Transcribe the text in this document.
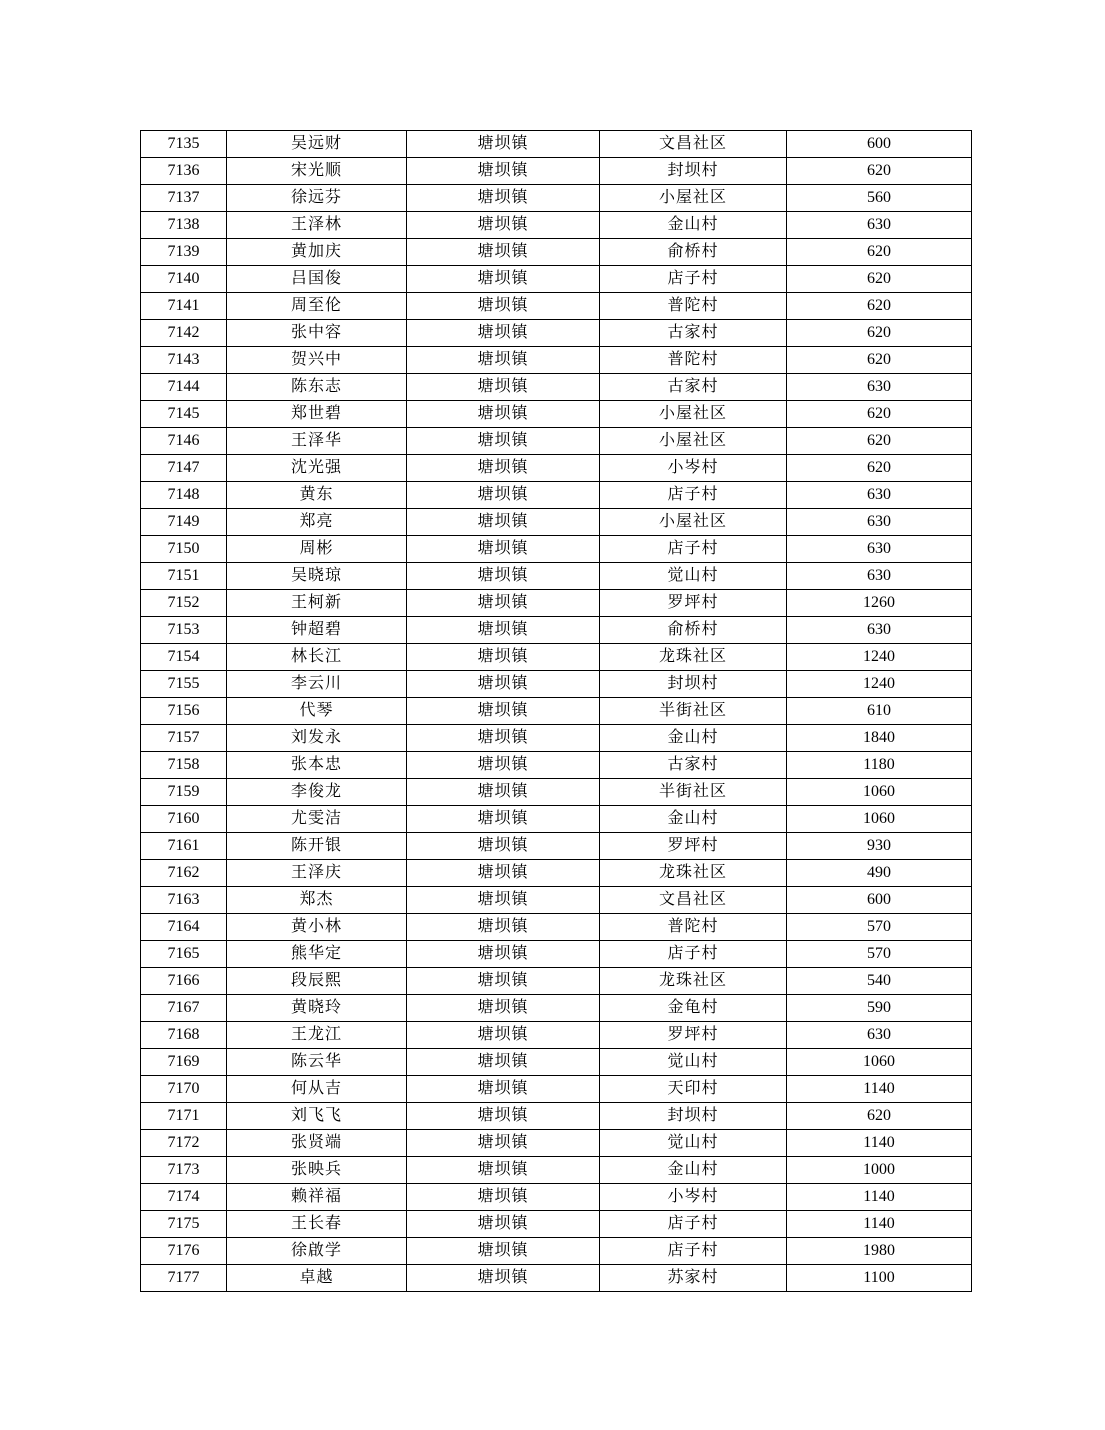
7135	吴远财	塘坝镇	文昌社区	600
7136	宋光顺	塘坝镇	封坝村	620
7137	徐远芬	塘坝镇	小屋社区	560
7138	王泽林	塘坝镇	金山村	630
7139	黄加庆	塘坝镇	俞桥村	620
7140	吕国俊	塘坝镇	店子村	620
7141	周至伦	塘坝镇	普陀村	620
7142	张中容	塘坝镇	古家村	620
7143	贺兴中	塘坝镇	普陀村	620
7144	陈东志	塘坝镇	古家村	630
7145	郑世碧	塘坝镇	小屋社区	620
7146	王泽华	塘坝镇	小屋社区	620
7147	沈光强	塘坝镇	小岑村	620
7148	黄东	塘坝镇	店子村	630
7149	郑亮	塘坝镇	小屋社区	630
7150	周彬	塘坝镇	店子村	630
7151	吴晓琼	塘坝镇	觉山村	630
7152	王柯新	塘坝镇	罗坪村	1260
7153	钟超碧	塘坝镇	俞桥村	630
7154	林长江	塘坝镇	龙珠社区	1240
7155	李云川	塘坝镇	封坝村	1240
7156	代琴	塘坝镇	半街社区	610
7157	刘发永	塘坝镇	金山村	1840
7158	张本忠	塘坝镇	古家村	1180
7159	李俊龙	塘坝镇	半街社区	1060
7160	尤雯洁	塘坝镇	金山村	1060
7161	陈开银	塘坝镇	罗坪村	930
7162	王泽庆	塘坝镇	龙珠社区	490
7163	郑杰	塘坝镇	文昌社区	600
7164	黄小林	塘坝镇	普陀村	570
7165	熊华定	塘坝镇	店子村	570
7166	段辰熙	塘坝镇	龙珠社区	540
7167	黄晓玲	塘坝镇	金龟村	590
7168	王龙江	塘坝镇	罗坪村	630
7169	陈云华	塘坝镇	觉山村	1060
7170	何从吉	塘坝镇	天印村	1140
7171	刘飞飞	塘坝镇	封坝村	620
7172	张贤端	塘坝镇	觉山村	1140
7173	张映兵	塘坝镇	金山村	1000
7174	赖祥福	塘坝镇	小岑村	1140
7175	王长春	塘坝镇	店子村	1140
7176	徐啟学	塘坝镇	店子村	1980
7177	卓越	塘坝镇	苏家村	1100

_Stated goal_
Transcribe the records above exactly as they appear, leaving out any pictures.

_Task solution_
Transcribe the text in this document.
7135	吴远财	塘坝镇	文昌社区	600
7136	宋光顺	塘坝镇	封坝村	620
7137	徐远芬	塘坝镇	小屋社区	560
7138	王泽林	塘坝镇	金山村	630
7139	黄加庆	塘坝镇	俞桥村	620
7140	吕国俊	塘坝镇	店子村	620
7141	周至伦	塘坝镇	普陀村	620
7142	张中容	塘坝镇	古家村	620
7143	贺兴中	塘坝镇	普陀村	620
7144	陈东志	塘坝镇	古家村	630
7145	郑世碧	塘坝镇	小屋社区	620
7146	王泽华	塘坝镇	小屋社区	620
7147	沈光强	塘坝镇	小岑村	620
7148	黄东	塘坝镇	店子村	630
7149	郑亮	塘坝镇	小屋社区	630
7150	周彬	塘坝镇	店子村	630
7151	吴晓琼	塘坝镇	觉山村	630
7152	王柯新	塘坝镇	罗坪村	1260
7153	钟超碧	塘坝镇	俞桥村	630
7154	林长江	塘坝镇	龙珠社区	1240
7155	李云川	塘坝镇	封坝村	1240
7156	代琴	塘坝镇	半街社区	610
7157	刘发永	塘坝镇	金山村	1840
7158	张本忠	塘坝镇	古家村	1180
7159	李俊龙	塘坝镇	半街社区	1060
7160	尤雯洁	塘坝镇	金山村	1060
7161	陈开银	塘坝镇	罗坪村	930
7162	王泽庆	塘坝镇	龙珠社区	490
7163	郑杰	塘坝镇	文昌社区	600
7164	黄小林	塘坝镇	普陀村	570
7165	熊华定	塘坝镇	店子村	570
7166	段辰熙	塘坝镇	龙珠社区	540
7167	黄晓玲	塘坝镇	金龟村	590
7168	王龙江	塘坝镇	罗坪村	630
7169	陈云华	塘坝镇	觉山村	1060
7170	何从吉	塘坝镇	天印村	1140
7171	刘飞飞	塘坝镇	封坝村	620
7172	张贤端	塘坝镇	觉山村	1140
7173	张映兵	塘坝镇	金山村	1000
7174	赖祥福	塘坝镇	小岑村	1140
7175	王长春	塘坝镇	店子村	1140
7176	徐啟学	塘坝镇	店子村	1980
7177	卓越	塘坝镇	苏家村	1100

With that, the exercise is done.